Aim: Find each line with the word "undefined" and copy it.

Listed records:
---------------
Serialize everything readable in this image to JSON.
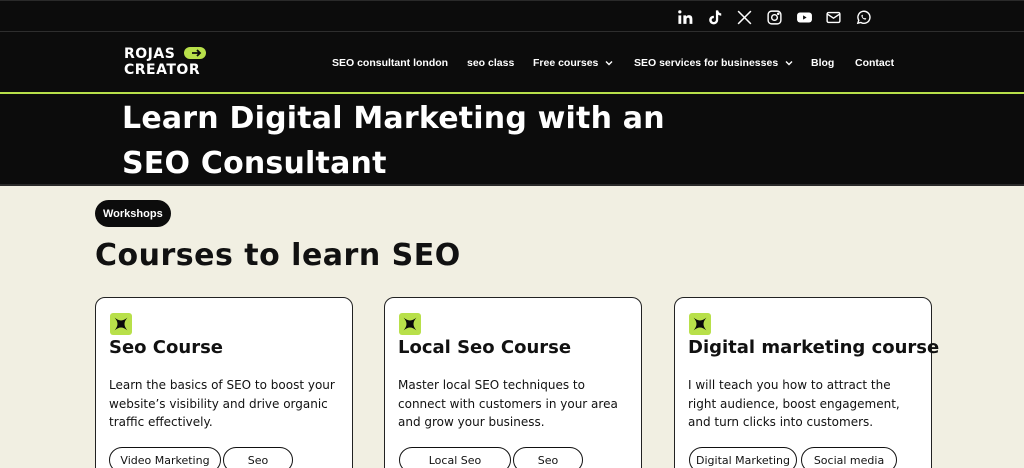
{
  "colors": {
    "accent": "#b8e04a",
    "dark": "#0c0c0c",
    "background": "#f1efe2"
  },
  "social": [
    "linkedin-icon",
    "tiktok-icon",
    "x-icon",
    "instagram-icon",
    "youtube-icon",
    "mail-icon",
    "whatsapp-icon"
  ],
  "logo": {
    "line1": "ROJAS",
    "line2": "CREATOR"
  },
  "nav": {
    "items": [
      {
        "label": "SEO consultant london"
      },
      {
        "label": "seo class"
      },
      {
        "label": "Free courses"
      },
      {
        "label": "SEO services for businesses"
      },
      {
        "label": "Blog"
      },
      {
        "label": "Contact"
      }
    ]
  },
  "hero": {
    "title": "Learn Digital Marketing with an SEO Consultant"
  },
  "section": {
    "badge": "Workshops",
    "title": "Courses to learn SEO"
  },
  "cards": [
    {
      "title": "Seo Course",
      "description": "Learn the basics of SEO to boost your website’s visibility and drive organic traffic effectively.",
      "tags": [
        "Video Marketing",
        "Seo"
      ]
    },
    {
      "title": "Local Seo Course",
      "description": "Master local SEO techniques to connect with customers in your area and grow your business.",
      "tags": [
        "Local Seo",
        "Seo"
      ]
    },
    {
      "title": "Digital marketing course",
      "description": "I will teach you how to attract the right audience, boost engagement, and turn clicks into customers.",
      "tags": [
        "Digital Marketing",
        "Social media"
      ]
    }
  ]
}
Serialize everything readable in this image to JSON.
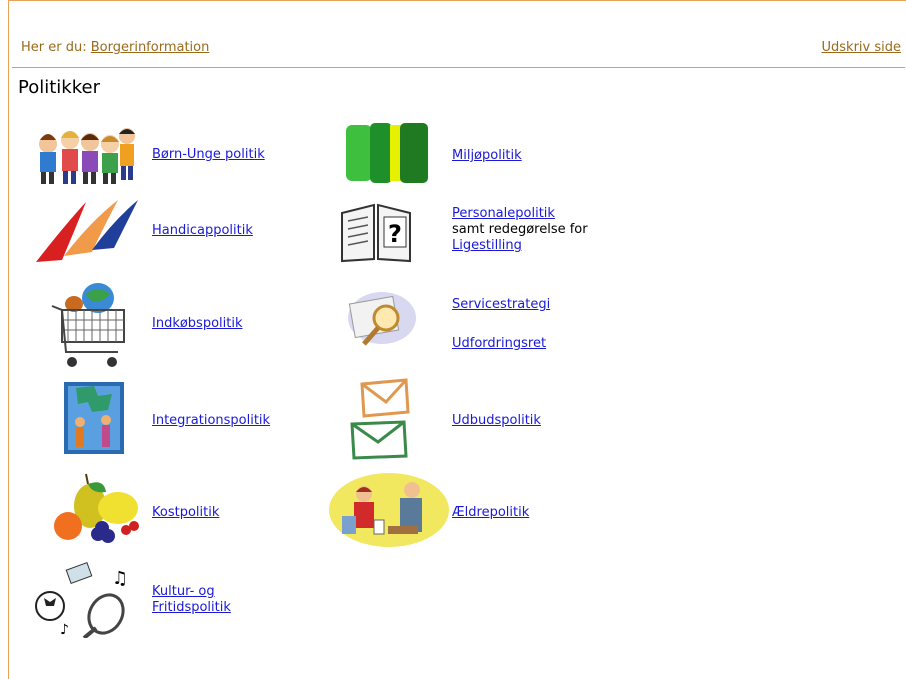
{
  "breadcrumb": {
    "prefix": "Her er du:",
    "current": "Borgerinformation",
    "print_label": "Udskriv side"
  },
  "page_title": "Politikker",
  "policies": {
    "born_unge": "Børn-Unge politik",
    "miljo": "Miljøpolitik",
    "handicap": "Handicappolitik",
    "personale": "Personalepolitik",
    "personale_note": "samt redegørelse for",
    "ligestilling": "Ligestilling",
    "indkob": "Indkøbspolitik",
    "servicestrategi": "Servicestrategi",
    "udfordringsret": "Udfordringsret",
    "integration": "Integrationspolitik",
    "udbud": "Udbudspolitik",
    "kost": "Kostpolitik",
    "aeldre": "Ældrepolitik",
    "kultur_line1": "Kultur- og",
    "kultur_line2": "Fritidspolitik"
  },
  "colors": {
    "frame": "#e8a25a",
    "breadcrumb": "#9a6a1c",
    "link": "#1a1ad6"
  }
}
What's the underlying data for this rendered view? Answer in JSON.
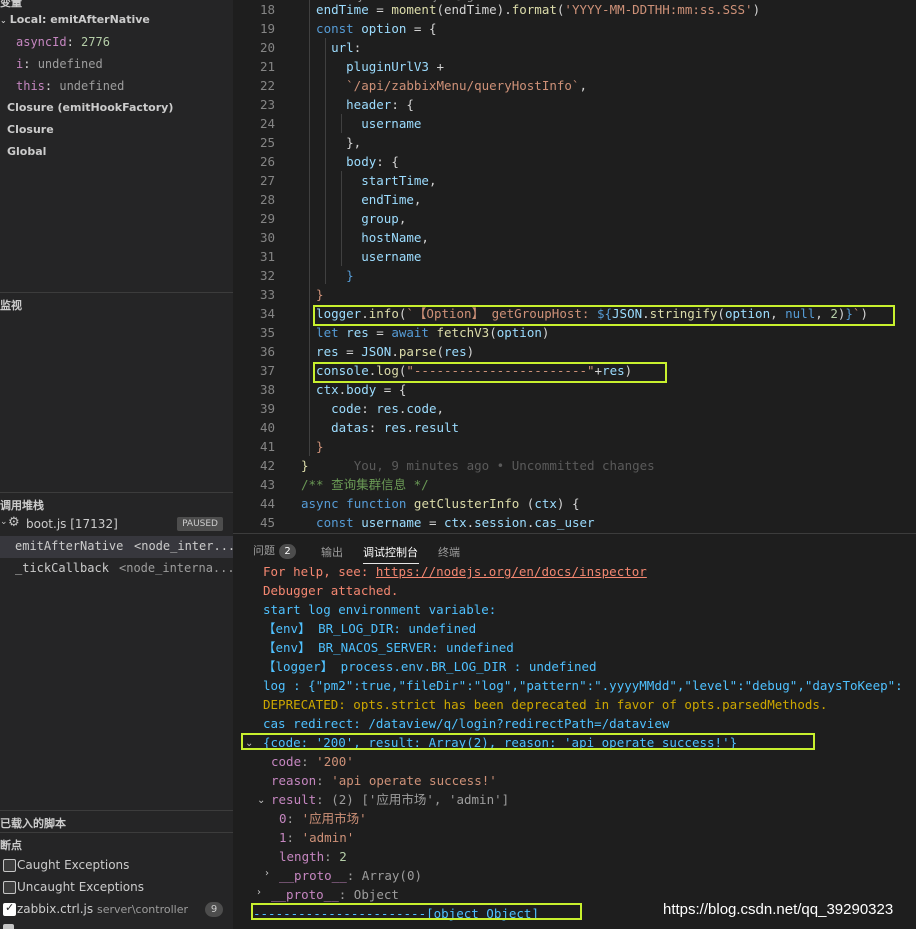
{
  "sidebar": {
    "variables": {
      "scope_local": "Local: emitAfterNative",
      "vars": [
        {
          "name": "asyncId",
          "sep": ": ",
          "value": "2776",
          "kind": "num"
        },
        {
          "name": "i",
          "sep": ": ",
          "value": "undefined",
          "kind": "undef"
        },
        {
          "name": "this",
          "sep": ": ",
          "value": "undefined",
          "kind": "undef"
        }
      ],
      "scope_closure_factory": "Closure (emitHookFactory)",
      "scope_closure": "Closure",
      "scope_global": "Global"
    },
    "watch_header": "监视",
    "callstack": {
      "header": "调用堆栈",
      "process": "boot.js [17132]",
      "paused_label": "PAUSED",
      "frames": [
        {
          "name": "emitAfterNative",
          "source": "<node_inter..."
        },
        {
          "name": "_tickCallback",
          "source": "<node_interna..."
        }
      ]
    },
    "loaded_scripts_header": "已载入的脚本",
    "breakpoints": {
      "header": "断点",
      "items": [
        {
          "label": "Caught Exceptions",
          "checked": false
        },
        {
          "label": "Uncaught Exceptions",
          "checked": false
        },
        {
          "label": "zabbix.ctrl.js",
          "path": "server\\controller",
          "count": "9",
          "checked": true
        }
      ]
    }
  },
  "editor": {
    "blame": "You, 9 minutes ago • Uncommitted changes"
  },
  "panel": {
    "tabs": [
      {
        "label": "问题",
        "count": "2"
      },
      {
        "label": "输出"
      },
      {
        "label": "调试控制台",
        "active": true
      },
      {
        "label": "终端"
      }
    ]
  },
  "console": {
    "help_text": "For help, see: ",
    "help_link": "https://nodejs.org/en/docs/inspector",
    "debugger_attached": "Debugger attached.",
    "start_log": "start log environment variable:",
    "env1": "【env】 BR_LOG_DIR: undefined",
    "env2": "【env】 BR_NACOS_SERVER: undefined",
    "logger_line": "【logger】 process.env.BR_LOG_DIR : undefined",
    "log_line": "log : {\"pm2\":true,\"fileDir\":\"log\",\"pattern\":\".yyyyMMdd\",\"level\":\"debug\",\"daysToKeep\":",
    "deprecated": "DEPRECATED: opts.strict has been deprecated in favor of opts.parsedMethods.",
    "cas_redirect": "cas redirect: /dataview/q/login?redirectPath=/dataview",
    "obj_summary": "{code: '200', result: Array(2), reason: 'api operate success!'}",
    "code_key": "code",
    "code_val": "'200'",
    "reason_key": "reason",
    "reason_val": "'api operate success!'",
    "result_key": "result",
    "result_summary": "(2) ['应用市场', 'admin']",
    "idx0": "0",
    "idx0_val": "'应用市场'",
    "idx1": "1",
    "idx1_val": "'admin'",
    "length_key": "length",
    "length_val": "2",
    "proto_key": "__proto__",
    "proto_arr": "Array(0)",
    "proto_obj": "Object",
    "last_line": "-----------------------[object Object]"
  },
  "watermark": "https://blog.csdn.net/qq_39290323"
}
---------------
Final answer:
          "value": "undefined",
          "value": "undefined",
    "env1": "【env】 BR_LOG_DIR: undefined",
    "env2": "【env】 BR_NACOS_SERVER: undefined",
    "logger_line": "【logger】 process.env.BR_LOG_DIR : undefined",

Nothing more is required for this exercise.